• [Exercise prompt]:
Identify the lines holding "syst" and copy them.

[Records from a collection of figures]

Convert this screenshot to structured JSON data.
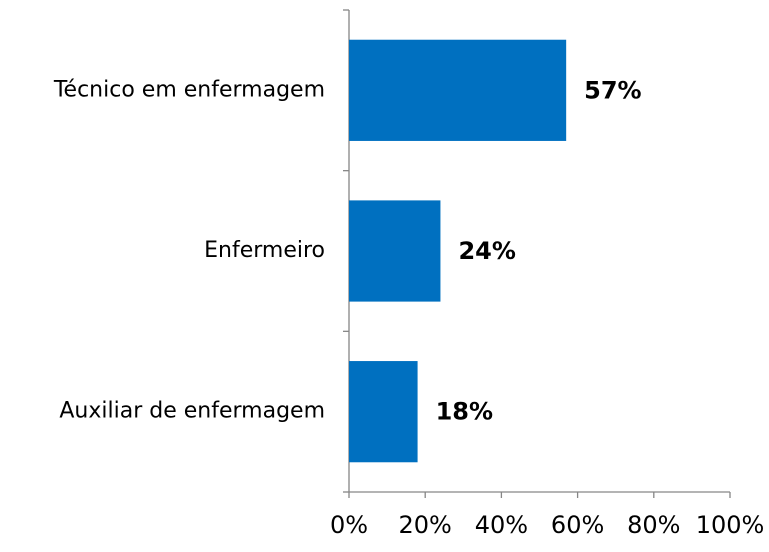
{
  "chart_data": {
    "type": "bar",
    "orientation": "horizontal",
    "categories": [
      "Técnico em enfermagem",
      "Enfermeiro",
      "Auxiliar de enfermagem"
    ],
    "values": [
      57,
      24,
      18
    ],
    "value_labels": [
      "57%",
      "24%",
      "18%"
    ],
    "color": "#0070c0",
    "xlim": [
      0,
      100
    ],
    "xticks": [
      {
        "value": 0,
        "label": "0%"
      },
      {
        "value": 20,
        "label": "20%"
      },
      {
        "value": 40,
        "label": "40%"
      },
      {
        "value": 60,
        "label": "60%"
      },
      {
        "value": 80,
        "label": "80%"
      },
      {
        "value": 100,
        "label": "100%"
      }
    ],
    "grid": false
  }
}
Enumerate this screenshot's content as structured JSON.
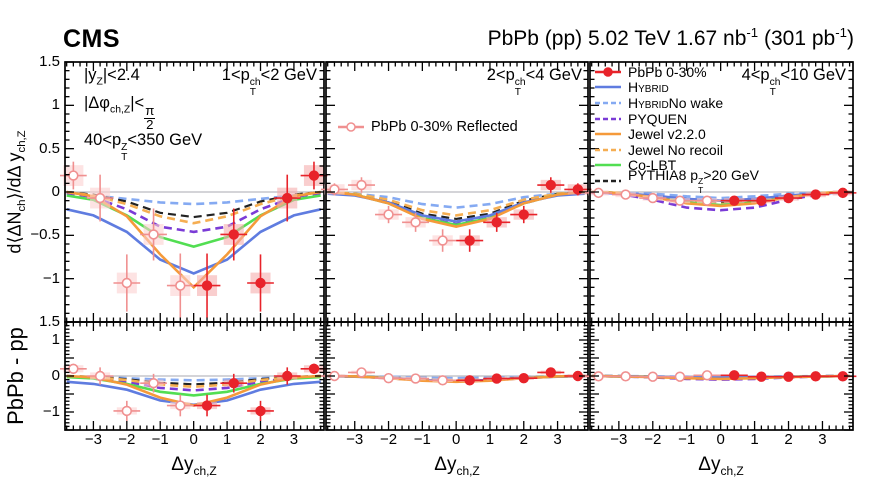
{
  "header": {
    "experiment": "CMS",
    "title": "PbPb (pp) 5.02 TeV 1.67 nb^{-1} (301 pb^{-1})"
  },
  "figure": {
    "conditions": [
      "|y_{Z}|<2.4",
      "|Δφ_{ch,Z}|<\\frac{π}{2}",
      "40<p_{T}^{Z}<350 GeV"
    ]
  },
  "chart_data": {
    "type": "line",
    "xlabel": "Δy_{ch,Z}",
    "x_range": [
      -3.85,
      3.9
    ],
    "x_ticks": [
      -3,
      -2,
      -1,
      0,
      1,
      2,
      3
    ],
    "x_minor_step": 0.2,
    "x_points_measured": [
      0.4,
      1.2,
      2.0,
      2.8,
      3.6
    ],
    "curve_x": [
      -3.8,
      -3,
      -2,
      -1,
      0,
      1,
      2,
      3,
      3.8
    ],
    "rows": [
      {
        "ylabel": "d⟨ΔN_{ch}⟩/dΔ y_{ch,Z}",
        "y_range": [
          -1.5,
          1.5
        ],
        "y_tick_labels": [
          1.5,
          1,
          0.5,
          0,
          -0.5,
          -1
        ],
        "y_major_step": 0.5,
        "y_minor_step": 0.1
      },
      {
        "ylabel": "PbPb - pp",
        "y_range": [
          -1.5,
          1.5
        ],
        "y_tick_labels": [
          1.5,
          1,
          0,
          -1
        ],
        "y_major_step": 0.5,
        "y_minor_step": 0.1
      }
    ],
    "series": {
      "pbpb": {
        "label": "PbPb 0-30%",
        "color": "#e8232a",
        "style": "marker"
      },
      "hybrid": {
        "label": "Hybrid",
        "smallcaps": true,
        "color": "#5f7ce0",
        "style": "solid"
      },
      "hybrid_nowake": {
        "label": "Hybrid",
        "rest": " No wake",
        "smallcaps": true,
        "color": "#85aaf2",
        "style": "dashed"
      },
      "pyquen": {
        "label": "PYQUEN",
        "color": "#7a3bd6",
        "style": "dashed"
      },
      "jewel": {
        "label": "Jewel v2.2.0",
        "color": "#f59a3a",
        "style": "solid"
      },
      "jewel_norecoil": {
        "label": "Jewel No recoil",
        "color": "#f5ae52",
        "style": "dashed"
      },
      "colbt": {
        "label": "Co-LBT",
        "color": "#52de52",
        "style": "solid"
      },
      "pythia8": {
        "label": "PYTHIA8 p_{T}^{Z}>20 GeV",
        "color": "#222222",
        "style": "dashed"
      }
    },
    "legend_order": [
      "pbpb",
      "hybrid",
      "hybrid_nowake",
      "pyquen",
      "jewel",
      "jewel_norecoil",
      "colbt",
      "pythia8"
    ],
    "draw_order": [
      "hybrid_nowake",
      "pythia8",
      "pyquen",
      "jewel_norecoil",
      "colbt",
      "hybrid",
      "jewel"
    ],
    "reflected": {
      "label": "PbPb 0-30% Reflected",
      "color": "#f09090",
      "box": "#fbd0d0"
    },
    "measured_style": {
      "color": "#e8232a",
      "box": "#f5aeae"
    },
    "columns": [
      {
        "label": "1<p_{T}^{ch}<2 GeV",
        "upper": {
          "measured": [
            -1.08,
            -0.49,
            -1.05,
            -0.07,
            0.19
          ],
          "stat_err": [
            0.37,
            0.3,
            0.33,
            0.27,
            0.16
          ],
          "syst": 0.12,
          "curves": {
            "hybrid": [
              -0.2,
              -0.27,
              -0.46,
              -0.78,
              -0.94,
              -0.78,
              -0.46,
              -0.27,
              -0.2
            ],
            "hybrid_nowake": [
              -0.02,
              -0.04,
              -0.08,
              -0.12,
              -0.14,
              -0.12,
              -0.08,
              -0.04,
              -0.02
            ],
            "pyquen": [
              -0.01,
              -0.06,
              -0.2,
              -0.4,
              -0.46,
              -0.4,
              -0.2,
              -0.06,
              -0.01
            ],
            "jewel": [
              0.0,
              -0.05,
              -0.28,
              -0.72,
              -1.1,
              -0.72,
              -0.28,
              -0.05,
              0.0
            ],
            "jewel_norecoil": [
              0.0,
              -0.04,
              -0.14,
              -0.28,
              -0.36,
              -0.28,
              -0.14,
              -0.04,
              0.0
            ],
            "colbt": [
              -0.04,
              -0.09,
              -0.27,
              -0.52,
              -0.63,
              -0.52,
              -0.27,
              -0.09,
              -0.04
            ],
            "pythia8": [
              0.0,
              -0.03,
              -0.11,
              -0.24,
              -0.29,
              -0.24,
              -0.11,
              -0.03,
              0.0
            ]
          }
        },
        "lower": {
          "measured": [
            -0.82,
            -0.2,
            -0.97,
            0.0,
            0.2
          ],
          "stat_err": [
            0.3,
            0.26,
            0.28,
            0.24,
            0.14
          ],
          "syst": 0.1,
          "curves": {
            "hybrid": [
              -0.16,
              -0.22,
              -0.38,
              -0.68,
              -0.8,
              -0.68,
              -0.38,
              -0.22,
              -0.16
            ],
            "hybrid_nowake": [
              -0.01,
              -0.03,
              -0.06,
              -0.1,
              -0.12,
              -0.1,
              -0.06,
              -0.03,
              -0.01
            ],
            "pyquen": [
              0.0,
              -0.05,
              -0.16,
              -0.33,
              -0.4,
              -0.33,
              -0.16,
              -0.05,
              0.0
            ],
            "jewel": [
              0.0,
              -0.04,
              -0.24,
              -0.6,
              -0.82,
              -0.6,
              -0.24,
              -0.04,
              0.0
            ],
            "jewel_norecoil": [
              0.0,
              -0.03,
              -0.11,
              -0.24,
              -0.3,
              -0.24,
              -0.11,
              -0.03,
              0.0
            ],
            "colbt": [
              -0.03,
              -0.07,
              -0.22,
              -0.44,
              -0.54,
              -0.44,
              -0.22,
              -0.07,
              -0.03
            ],
            "pythia8": [
              0.0,
              -0.02,
              -0.09,
              -0.19,
              -0.23,
              -0.19,
              -0.09,
              -0.02,
              0.0
            ]
          }
        }
      },
      {
        "label": "2<p_{T}^{ch}<4 GeV",
        "upper": {
          "measured": [
            -0.56,
            -0.35,
            -0.26,
            0.08,
            0.03
          ],
          "stat_err": [
            0.13,
            0.11,
            0.1,
            0.09,
            0.07
          ],
          "syst": 0.06,
          "curves": {
            "hybrid": [
              -0.02,
              -0.04,
              -0.12,
              -0.27,
              -0.34,
              -0.27,
              -0.12,
              -0.04,
              -0.02
            ],
            "hybrid_nowake": [
              -0.01,
              -0.02,
              -0.06,
              -0.14,
              -0.18,
              -0.14,
              -0.06,
              -0.02,
              -0.01
            ],
            "pyquen": [
              0.0,
              -0.03,
              -0.13,
              -0.3,
              -0.37,
              -0.3,
              -0.13,
              -0.03,
              0.0
            ],
            "jewel": [
              0.0,
              -0.03,
              -0.13,
              -0.31,
              -0.4,
              -0.31,
              -0.13,
              -0.03,
              0.0
            ],
            "jewel_norecoil": [
              0.0,
              -0.02,
              -0.09,
              -0.21,
              -0.27,
              -0.21,
              -0.09,
              -0.02,
              0.0
            ],
            "colbt": [
              -0.01,
              -0.03,
              -0.13,
              -0.3,
              -0.38,
              -0.3,
              -0.13,
              -0.03,
              -0.01
            ],
            "pythia8": [
              0.0,
              -0.02,
              -0.1,
              -0.25,
              -0.31,
              -0.25,
              -0.1,
              -0.02,
              0.0
            ]
          }
        },
        "lower": {
          "measured": [
            -0.12,
            -0.07,
            -0.06,
            0.1,
            0.0
          ],
          "stat_err": [
            0.11,
            0.09,
            0.09,
            0.08,
            0.06
          ],
          "syst": 0.05,
          "curves": {
            "hybrid": [
              -0.01,
              -0.02,
              -0.05,
              -0.11,
              -0.14,
              -0.11,
              -0.05,
              -0.02,
              -0.01
            ],
            "hybrid_nowake": [
              0.0,
              -0.01,
              -0.02,
              -0.05,
              -0.06,
              -0.05,
              -0.02,
              -0.01,
              0.0
            ],
            "pyquen": [
              0.0,
              -0.01,
              -0.06,
              -0.12,
              -0.15,
              -0.12,
              -0.06,
              -0.01,
              0.0
            ],
            "jewel": [
              0.0,
              -0.01,
              -0.06,
              -0.13,
              -0.16,
              -0.13,
              -0.06,
              -0.01,
              0.0
            ],
            "jewel_norecoil": [
              0.0,
              -0.01,
              -0.04,
              -0.1,
              -0.12,
              -0.1,
              -0.04,
              -0.01,
              0.0
            ],
            "colbt": [
              0.0,
              -0.01,
              -0.05,
              -0.12,
              -0.15,
              -0.12,
              -0.05,
              -0.01,
              0.0
            ],
            "pythia8": [
              0.0,
              -0.01,
              -0.05,
              -0.11,
              -0.13,
              -0.11,
              -0.05,
              -0.01,
              0.0
            ]
          }
        }
      },
      {
        "label": "4<p_{T}^{ch}<10 GeV",
        "upper": {
          "measured": [
            -0.1,
            -0.1,
            -0.07,
            -0.03,
            -0.01
          ],
          "stat_err": [
            0.05,
            0.05,
            0.04,
            0.04,
            0.03
          ],
          "syst": 0.03,
          "curves": {
            "hybrid": [
              -0.01,
              -0.01,
              -0.04,
              -0.08,
              -0.1,
              -0.08,
              -0.04,
              -0.01,
              -0.01
            ],
            "hybrid_nowake": [
              0.0,
              -0.01,
              -0.02,
              -0.05,
              -0.07,
              -0.05,
              -0.02,
              -0.01,
              0.0
            ],
            "pyquen": [
              0.0,
              -0.02,
              -0.09,
              -0.18,
              -0.21,
              -0.18,
              -0.09,
              -0.02,
              0.0
            ],
            "jewel": [
              0.0,
              -0.01,
              -0.06,
              -0.13,
              -0.16,
              -0.13,
              -0.06,
              -0.01,
              0.0
            ],
            "jewel_norecoil": [
              0.0,
              -0.01,
              -0.05,
              -0.11,
              -0.14,
              -0.11,
              -0.05,
              -0.01,
              0.0
            ],
            "colbt": [
              0.0,
              -0.01,
              -0.05,
              -0.12,
              -0.15,
              -0.12,
              -0.05,
              -0.01,
              0.0
            ],
            "pythia8": [
              0.0,
              -0.01,
              -0.04,
              -0.1,
              -0.13,
              -0.1,
              -0.04,
              -0.01,
              0.0
            ]
          }
        },
        "lower": {
          "measured": [
            0.02,
            -0.02,
            -0.02,
            -0.01,
            -0.01
          ],
          "stat_err": [
            0.05,
            0.04,
            0.04,
            0.03,
            0.03
          ],
          "syst": 0.02,
          "curves": {
            "hybrid": [
              0.0,
              -0.01,
              -0.02,
              -0.04,
              -0.05,
              -0.04,
              -0.02,
              -0.01,
              0.0
            ],
            "hybrid_nowake": [
              0.0,
              0.0,
              -0.01,
              -0.02,
              -0.03,
              -0.02,
              -0.01,
              0.0,
              0.0
            ],
            "pyquen": [
              0.0,
              -0.01,
              -0.04,
              -0.08,
              -0.1,
              -0.08,
              -0.04,
              -0.01,
              0.0
            ],
            "jewel": [
              0.0,
              -0.01,
              -0.03,
              -0.06,
              -0.08,
              -0.06,
              -0.03,
              -0.01,
              0.0
            ],
            "jewel_norecoil": [
              0.0,
              -0.01,
              -0.02,
              -0.05,
              -0.06,
              -0.05,
              -0.02,
              -0.01,
              0.0
            ],
            "colbt": [
              0.0,
              -0.01,
              -0.02,
              -0.05,
              -0.07,
              -0.05,
              -0.02,
              -0.01,
              0.0
            ],
            "pythia8": [
              0.0,
              0.0,
              -0.02,
              -0.05,
              -0.06,
              -0.05,
              -0.02,
              0.0,
              0.0
            ]
          }
        }
      }
    ]
  }
}
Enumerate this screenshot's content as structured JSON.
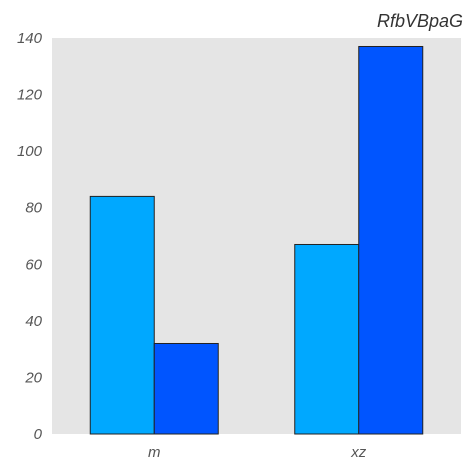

• [Correct result]:
          "syst": 0.12,
          "syst": 0.1,
          "syst": 0.06,
          "syst": 0.05,
          "syst": 0.03,
          "syst": 0.02,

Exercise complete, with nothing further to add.